§ **INSTRUCTIONS FOR THE TASK**
Filter this data down to the lines that hold "Tair", and copy them.

§ **INFORMATION SUPPLIED**
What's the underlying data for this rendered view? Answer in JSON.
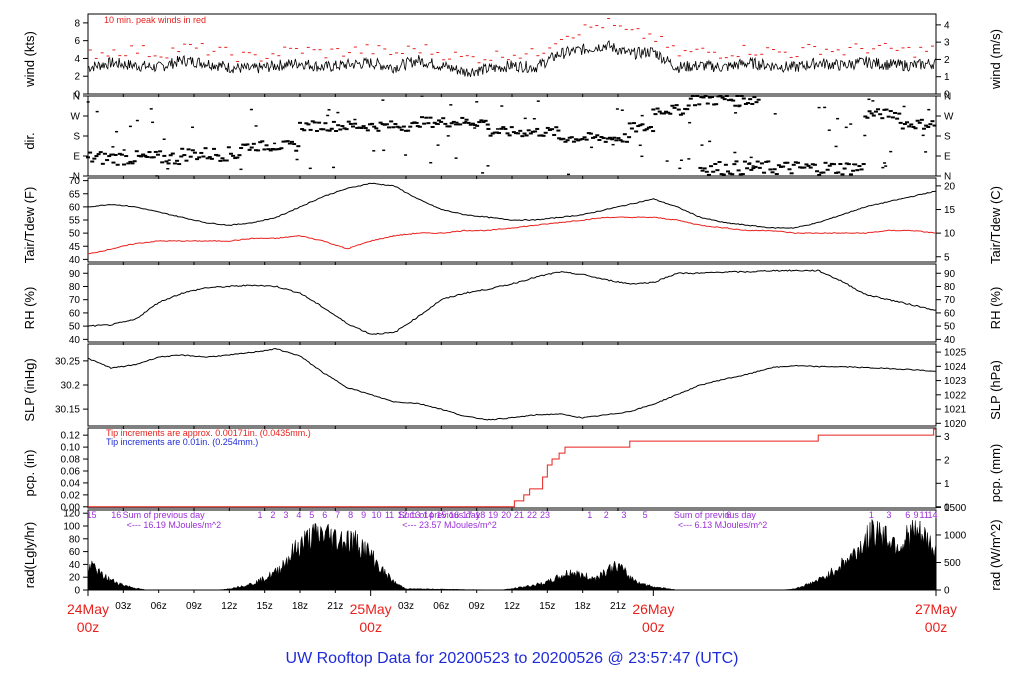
{
  "title": "UW Rooftop Data for 20200523  to  20200526 @ 23:57:47  (UTC)",
  "colors": {
    "obs": "#000000",
    "red": "#e8211d",
    "blue": "#1f2bd6",
    "purple": "#9a2fd6",
    "title": "#1f2bd6"
  },
  "time_axis": {
    "hours": 72,
    "ticks": [
      "03z",
      "06z",
      "09z",
      "12z",
      "15z",
      "18z",
      "21z",
      "03z",
      "06z",
      "09z",
      "12z",
      "15z",
      "18z",
      "21z"
    ],
    "tick_hours": [
      3,
      6,
      9,
      12,
      15,
      18,
      21,
      27,
      30,
      33,
      36,
      39,
      42,
      45
    ],
    "major": [
      {
        "hour": 0,
        "day": "24May",
        "z": "00z"
      },
      {
        "hour": 24,
        "day": "25May",
        "z": "00z"
      },
      {
        "hour": 48,
        "day": "26May",
        "z": "00z"
      },
      {
        "hour": 72,
        "day": "27May",
        "z": "00z"
      }
    ]
  },
  "chart_data": [
    {
      "type": "line",
      "name": "wind",
      "ylabel": "wind (kts)",
      "y2label": "wind (m/s)",
      "ylim": [
        0,
        9
      ],
      "yticks": [
        0,
        2,
        4,
        6,
        8
      ],
      "y2ticks": [
        0,
        1,
        2,
        3,
        4
      ],
      "y2ratio": 1.944,
      "note": "10 min. peak winds in red",
      "series": [
        {
          "name": "wind",
          "hours": [
            0,
            2,
            4,
            6,
            8,
            10,
            12,
            14,
            16,
            18,
            20,
            22,
            24,
            26,
            28,
            30,
            32,
            34,
            36,
            38,
            40,
            42,
            44,
            46,
            48,
            50,
            52,
            54,
            56,
            58,
            60,
            62,
            64,
            66,
            68,
            70,
            72
          ],
          "values": [
            3.0,
            3.5,
            3.2,
            3.0,
            3.8,
            3.5,
            3.0,
            2.8,
            3.2,
            3.5,
            3.0,
            3.3,
            3.5,
            3.0,
            3.8,
            3.2,
            2.5,
            2.8,
            3.2,
            3.0,
            4.5,
            5.0,
            5.5,
            4.5,
            4.8,
            3.0,
            3.2,
            3.0,
            3.5,
            3.2,
            3.0,
            3.5,
            3.2,
            3.6,
            3.3,
            3.2,
            3.5
          ]
        },
        {
          "name": "peak",
          "hours": [
            0,
            2,
            4,
            6,
            8,
            10,
            12,
            14,
            16,
            18,
            20,
            22,
            24,
            26,
            28,
            30,
            32,
            34,
            36,
            38,
            40,
            42,
            44,
            46,
            48,
            50,
            52,
            54,
            56,
            58,
            60,
            62,
            64,
            66,
            68,
            70,
            72
          ],
          "values": [
            4.5,
            4.8,
            5.0,
            4.5,
            5.2,
            5.0,
            4.5,
            4.0,
            4.6,
            5.0,
            4.6,
            4.8,
            5.0,
            4.5,
            5.2,
            4.6,
            4.0,
            4.2,
            4.6,
            4.4,
            6.5,
            7.2,
            8.0,
            6.8,
            6.5,
            4.5,
            4.8,
            4.6,
            5.0,
            4.8,
            4.6,
            5.2,
            4.8,
            5.2,
            5.0,
            4.8,
            5.0
          ]
        }
      ]
    },
    {
      "type": "scatter",
      "name": "direction",
      "ylabel": "dir.",
      "ylim": [
        0,
        4
      ],
      "yticks": [
        "N",
        "E",
        "S",
        "W",
        "N"
      ],
      "segments": [
        {
          "from": 0,
          "to": 8,
          "level": 0.9
        },
        {
          "from": 8,
          "to": 13,
          "level": 1.1
        },
        {
          "from": 13,
          "to": 18,
          "level": 1.5
        },
        {
          "from": 18,
          "to": 28,
          "level": 2.5
        },
        {
          "from": 28,
          "to": 34,
          "level": 2.7
        },
        {
          "from": 34,
          "to": 40,
          "level": 2.2
        },
        {
          "from": 40,
          "to": 46,
          "level": 1.9
        },
        {
          "from": 46,
          "to": 48,
          "level": 2.4
        },
        {
          "from": 48,
          "to": 51,
          "level": 3.3
        },
        {
          "from": 51,
          "to": 57,
          "level": 3.85
        },
        {
          "from": 52,
          "to": 66,
          "level": 0.4
        },
        {
          "from": 66,
          "to": 69,
          "level": 3.1
        },
        {
          "from": 69,
          "to": 72,
          "level": 2.6
        }
      ]
    },
    {
      "type": "line",
      "name": "temperature",
      "ylabel": "Tair/Tdew (F)",
      "y2label": "Tair/Tdew (C)",
      "ylim": [
        39,
        71
      ],
      "yticks": [
        40,
        45,
        50,
        55,
        60,
        65,
        70
      ],
      "y2ticks": [
        5,
        10,
        15,
        20
      ],
      "series": [
        {
          "name": "Tair",
          "hours": [
            0,
            2,
            4,
            6,
            8,
            10,
            12,
            14,
            16,
            18,
            20,
            22,
            24,
            26,
            28,
            30,
            32,
            34,
            36,
            38,
            40,
            42,
            44,
            46,
            48,
            50,
            52,
            54,
            56,
            58,
            60,
            62,
            64,
            66,
            68,
            70,
            72
          ],
          "values": [
            60,
            61,
            60,
            58,
            56,
            54,
            53,
            54,
            56,
            60,
            64,
            67,
            69,
            68,
            63,
            59,
            57,
            56,
            55,
            55,
            56,
            57,
            59,
            61,
            63,
            60,
            56,
            54,
            53,
            52,
            52,
            54,
            57,
            60,
            62,
            64,
            66
          ]
        },
        {
          "name": "Tdew",
          "hours": [
            0,
            2,
            4,
            6,
            8,
            10,
            12,
            14,
            16,
            18,
            20,
            22,
            24,
            26,
            28,
            30,
            32,
            34,
            36,
            38,
            40,
            42,
            44,
            46,
            48,
            50,
            52,
            54,
            56,
            58,
            60,
            62,
            64,
            66,
            68,
            70,
            72
          ],
          "values": [
            42,
            44,
            46,
            47,
            47,
            47,
            47,
            48,
            48,
            49,
            47,
            44,
            47,
            49,
            50,
            50,
            51,
            51,
            52,
            53,
            54,
            55,
            56,
            56,
            56,
            55,
            53,
            52,
            51,
            51,
            50,
            50,
            50,
            50,
            51,
            51,
            50
          ]
        }
      ]
    },
    {
      "type": "line",
      "name": "humidity",
      "ylabel": "RH (%)",
      "y2label": "RH (%)",
      "ylim": [
        38,
        97
      ],
      "yticks": [
        40,
        50,
        60,
        70,
        80,
        90
      ],
      "y2ticks": [
        40,
        50,
        60,
        70,
        80,
        90
      ],
      "series": [
        {
          "name": "RH",
          "hours": [
            0,
            2,
            4,
            6,
            8,
            10,
            12,
            14,
            16,
            18,
            20,
            22,
            24,
            26,
            28,
            30,
            32,
            34,
            36,
            38,
            40,
            42,
            44,
            46,
            48,
            50,
            52,
            54,
            56,
            58,
            60,
            62,
            64,
            66,
            68,
            70,
            72
          ],
          "values": [
            50,
            51,
            55,
            68,
            75,
            79,
            80,
            81,
            80,
            75,
            64,
            52,
            44,
            45,
            57,
            70,
            75,
            78,
            82,
            87,
            91,
            89,
            85,
            82,
            83,
            90,
            90,
            91,
            91,
            92,
            92,
            92,
            84,
            74,
            70,
            66,
            62
          ]
        }
      ]
    },
    {
      "type": "line",
      "name": "pressure",
      "ylabel": "SLP (inHg)",
      "y2label": "SLP (hPa)",
      "ylim": [
        30.115,
        30.285
      ],
      "yticks": [
        30.15,
        30.2,
        30.25
      ],
      "y2ticks": [
        1020,
        1021,
        1022,
        1023,
        1024,
        1025
      ],
      "series": [
        {
          "name": "SLP",
          "hours": [
            0,
            2,
            4,
            6,
            8,
            10,
            12,
            14,
            16,
            18,
            20,
            22,
            24,
            26,
            28,
            30,
            32,
            34,
            36,
            38,
            40,
            42,
            44,
            46,
            48,
            50,
            52,
            54,
            56,
            58,
            60,
            62,
            64,
            66,
            68,
            70,
            72
          ],
          "values": [
            30.255,
            30.235,
            30.242,
            30.258,
            30.262,
            30.258,
            30.262,
            30.268,
            30.275,
            30.26,
            30.225,
            30.195,
            30.18,
            30.165,
            30.162,
            30.15,
            30.135,
            30.128,
            30.132,
            30.138,
            30.14,
            30.132,
            30.138,
            30.145,
            30.16,
            30.18,
            30.2,
            30.212,
            30.222,
            30.236,
            30.24,
            30.238,
            30.238,
            30.236,
            30.234,
            30.232,
            30.228
          ]
        }
      ]
    },
    {
      "type": "line",
      "name": "precipitation",
      "ylabel": "pcp. (in)",
      "y2label": "pcp. (mm)",
      "ylim": [
        -0.002,
        0.132
      ],
      "yticks": [
        "0.00",
        "0.02",
        "0.04",
        "0.06",
        "0.08",
        "0.10",
        "0.12"
      ],
      "y2ticks": [
        0,
        1,
        2,
        3
      ],
      "notes": [
        {
          "text": "Tip increments are approx. 0.00171in. (0.0435mm.)",
          "color": "red"
        },
        {
          "text": "Tip increments are 0.01in. (0.254mm.)",
          "color": "blue"
        }
      ],
      "series": [
        {
          "name": "accum",
          "hours": [
            0,
            36,
            36.2,
            37,
            37.5,
            38,
            38.6,
            39,
            39.4,
            40,
            40.5,
            41,
            42,
            44,
            46,
            47,
            48,
            50,
            52,
            54,
            56,
            58,
            60,
            62,
            64,
            66,
            68,
            70,
            71.8,
            72
          ],
          "values": [
            0,
            0,
            0.01,
            0.02,
            0.03,
            0.03,
            0.05,
            0.07,
            0.08,
            0.09,
            0.1,
            0.1,
            0.1,
            0.1,
            0.11,
            0.11,
            0.11,
            0.11,
            0.11,
            0.11,
            0.11,
            0.11,
            0.11,
            0.12,
            0.12,
            0.12,
            0.12,
            0.12,
            0.13,
            0.13
          ]
        }
      ]
    },
    {
      "type": "area",
      "name": "radiation",
      "ylabel": "rad(Lgly/hr)",
      "y2label": "rad (W/m^2)",
      "ylim": [
        0,
        125
      ],
      "yticks": [
        0,
        20,
        40,
        60,
        80,
        100,
        120
      ],
      "y2ticks": [
        0,
        500,
        1000,
        1500
      ],
      "hour_labels": [
        {
          "hour": 0.3,
          "text": "15"
        },
        {
          "hour": 2.4,
          "text": "16"
        },
        {
          "hour": 14.6,
          "text": "1"
        },
        {
          "hour": 15.7,
          "text": "2"
        },
        {
          "hour": 16.8,
          "text": "3"
        },
        {
          "hour": 17.9,
          "text": "4"
        },
        {
          "hour": 19.0,
          "text": "5"
        },
        {
          "hour": 20.1,
          "text": "6"
        },
        {
          "hour": 21.2,
          "text": "7"
        },
        {
          "hour": 22.3,
          "text": "8"
        },
        {
          "hour": 23.4,
          "text": "9"
        },
        {
          "hour": 24.5,
          "text": "10"
        },
        {
          "hour": 25.6,
          "text": "11"
        },
        {
          "hour": 26.7,
          "text": "12"
        },
        {
          "hour": 27.8,
          "text": "13"
        },
        {
          "hour": 28.9,
          "text": "14"
        },
        {
          "hour": 30.0,
          "text": "15"
        },
        {
          "hour": 31.1,
          "text": "16"
        },
        {
          "hour": 32.2,
          "text": "17"
        },
        {
          "hour": 33.3,
          "text": "18"
        },
        {
          "hour": 34.4,
          "text": "19"
        },
        {
          "hour": 35.5,
          "text": "20"
        },
        {
          "hour": 36.6,
          "text": "21"
        },
        {
          "hour": 37.7,
          "text": "22"
        },
        {
          "hour": 38.8,
          "text": "23"
        },
        {
          "hour": 42.6,
          "text": "1"
        },
        {
          "hour": 44.0,
          "text": "2"
        },
        {
          "hour": 45.5,
          "text": "3"
        },
        {
          "hour": 47.3,
          "text": "5"
        },
        {
          "hour": 54.4,
          "text": "6"
        },
        {
          "hour": 66.5,
          "text": "1"
        },
        {
          "hour": 68.0,
          "text": "3"
        },
        {
          "hour": 69.6,
          "text": "6"
        },
        {
          "hour": 70.3,
          "text": "9"
        },
        {
          "hour": 71.0,
          "text": "11"
        },
        {
          "hour": 71.7,
          "text": "14"
        }
      ],
      "sums": [
        {
          "hour": 2.6,
          "line1": "Sum of previous day",
          "line2": "<--- 16.19 MJoules/m^2"
        },
        {
          "hour": 26.0,
          "line1": "Sum of previous day",
          "line2": "<--- 23.57 MJoules/m^2"
        },
        {
          "hour": 49.4,
          "line1": "Sum of previous day",
          "line2": "<--- 6.13 MJoules/m^2"
        }
      ],
      "series": [
        {
          "name": "rad",
          "hours": [
            0,
            0.5,
            1,
            2,
            3,
            4,
            5,
            11,
            12,
            13,
            14,
            15,
            16,
            17,
            18,
            19,
            20,
            21,
            22,
            23,
            24,
            25,
            26,
            27,
            35,
            36,
            37,
            38,
            39,
            40,
            41,
            42,
            43,
            44,
            45,
            46,
            47,
            48,
            49,
            50,
            59,
            60,
            61,
            62,
            63,
            64,
            65,
            66,
            67,
            68,
            69,
            70,
            71,
            72
          ],
          "values": [
            30,
            38,
            25,
            15,
            8,
            3,
            0,
            0,
            2,
            6,
            10,
            18,
            28,
            50,
            70,
            82,
            88,
            80,
            78,
            72,
            55,
            30,
            12,
            2,
            0,
            2,
            5,
            8,
            12,
            20,
            28,
            22,
            18,
            30,
            38,
            20,
            10,
            5,
            3,
            0,
            0,
            2,
            8,
            15,
            25,
            40,
            55,
            75,
            95,
            80,
            70,
            90,
            80,
            60
          ]
        }
      ]
    }
  ]
}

§ **RESULT**
      "ylabel": "Tair/Tdew (F)",
      "y2label": "Tair/Tdew (C)",
          "name": "Tair",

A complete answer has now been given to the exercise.